Locate the string "this" in the records below. Copy every line where it occurs.

» **SUPPLIED DATA**
★ ★ ★ ★ ★ ★ ★
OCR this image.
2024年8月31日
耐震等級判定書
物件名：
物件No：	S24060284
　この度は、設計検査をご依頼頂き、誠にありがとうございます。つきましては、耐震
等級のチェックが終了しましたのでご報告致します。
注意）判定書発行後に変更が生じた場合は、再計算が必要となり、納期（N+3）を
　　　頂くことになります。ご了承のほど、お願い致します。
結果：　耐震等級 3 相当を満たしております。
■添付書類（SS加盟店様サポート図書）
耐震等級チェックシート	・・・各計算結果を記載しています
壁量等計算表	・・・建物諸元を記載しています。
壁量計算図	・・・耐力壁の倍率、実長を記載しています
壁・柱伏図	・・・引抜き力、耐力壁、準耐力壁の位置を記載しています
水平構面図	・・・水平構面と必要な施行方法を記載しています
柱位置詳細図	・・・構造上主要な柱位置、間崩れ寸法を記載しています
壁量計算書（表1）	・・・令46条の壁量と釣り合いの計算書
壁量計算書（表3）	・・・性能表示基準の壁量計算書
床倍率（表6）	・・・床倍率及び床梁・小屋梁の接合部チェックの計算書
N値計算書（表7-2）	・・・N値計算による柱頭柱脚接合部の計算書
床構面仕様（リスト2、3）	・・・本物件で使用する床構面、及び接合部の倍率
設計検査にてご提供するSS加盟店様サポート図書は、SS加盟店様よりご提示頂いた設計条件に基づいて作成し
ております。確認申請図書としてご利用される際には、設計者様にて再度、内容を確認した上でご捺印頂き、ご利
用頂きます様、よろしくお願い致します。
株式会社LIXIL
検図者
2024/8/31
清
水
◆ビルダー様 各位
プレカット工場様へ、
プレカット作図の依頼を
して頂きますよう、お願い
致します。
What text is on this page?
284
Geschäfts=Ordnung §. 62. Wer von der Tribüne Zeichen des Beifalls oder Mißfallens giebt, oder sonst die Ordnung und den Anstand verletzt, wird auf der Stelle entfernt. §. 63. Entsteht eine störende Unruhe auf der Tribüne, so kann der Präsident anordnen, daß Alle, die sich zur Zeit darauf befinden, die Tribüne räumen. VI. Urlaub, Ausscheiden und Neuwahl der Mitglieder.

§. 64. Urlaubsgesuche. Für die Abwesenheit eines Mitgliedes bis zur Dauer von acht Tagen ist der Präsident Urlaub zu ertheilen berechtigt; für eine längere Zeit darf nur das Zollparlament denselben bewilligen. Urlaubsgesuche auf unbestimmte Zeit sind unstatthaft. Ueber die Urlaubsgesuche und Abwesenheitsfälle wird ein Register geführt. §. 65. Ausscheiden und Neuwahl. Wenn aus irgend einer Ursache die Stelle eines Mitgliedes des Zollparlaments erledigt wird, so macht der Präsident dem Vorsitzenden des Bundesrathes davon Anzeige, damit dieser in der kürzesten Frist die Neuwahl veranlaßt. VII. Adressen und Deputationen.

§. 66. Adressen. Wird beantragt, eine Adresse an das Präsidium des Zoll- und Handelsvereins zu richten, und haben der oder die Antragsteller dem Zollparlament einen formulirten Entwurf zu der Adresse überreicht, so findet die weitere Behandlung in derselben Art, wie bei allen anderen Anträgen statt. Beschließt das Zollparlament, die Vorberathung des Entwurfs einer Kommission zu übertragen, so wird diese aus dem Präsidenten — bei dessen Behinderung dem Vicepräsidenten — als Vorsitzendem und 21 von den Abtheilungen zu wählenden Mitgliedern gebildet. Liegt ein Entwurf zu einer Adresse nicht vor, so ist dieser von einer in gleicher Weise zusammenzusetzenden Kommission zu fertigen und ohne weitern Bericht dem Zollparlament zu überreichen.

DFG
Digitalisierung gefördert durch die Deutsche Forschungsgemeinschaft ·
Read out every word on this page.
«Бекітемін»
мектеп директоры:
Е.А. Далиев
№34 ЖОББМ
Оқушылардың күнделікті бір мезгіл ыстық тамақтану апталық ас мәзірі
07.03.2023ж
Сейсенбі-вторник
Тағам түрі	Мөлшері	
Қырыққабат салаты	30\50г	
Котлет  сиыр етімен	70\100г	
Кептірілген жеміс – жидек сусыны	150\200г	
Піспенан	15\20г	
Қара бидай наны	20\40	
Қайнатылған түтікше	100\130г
★ ★ ★ ★ ★ ★ ★
» **WRITTEN SOLUTION**
OCR this image.
What text is on this page?
Read out every word on this page.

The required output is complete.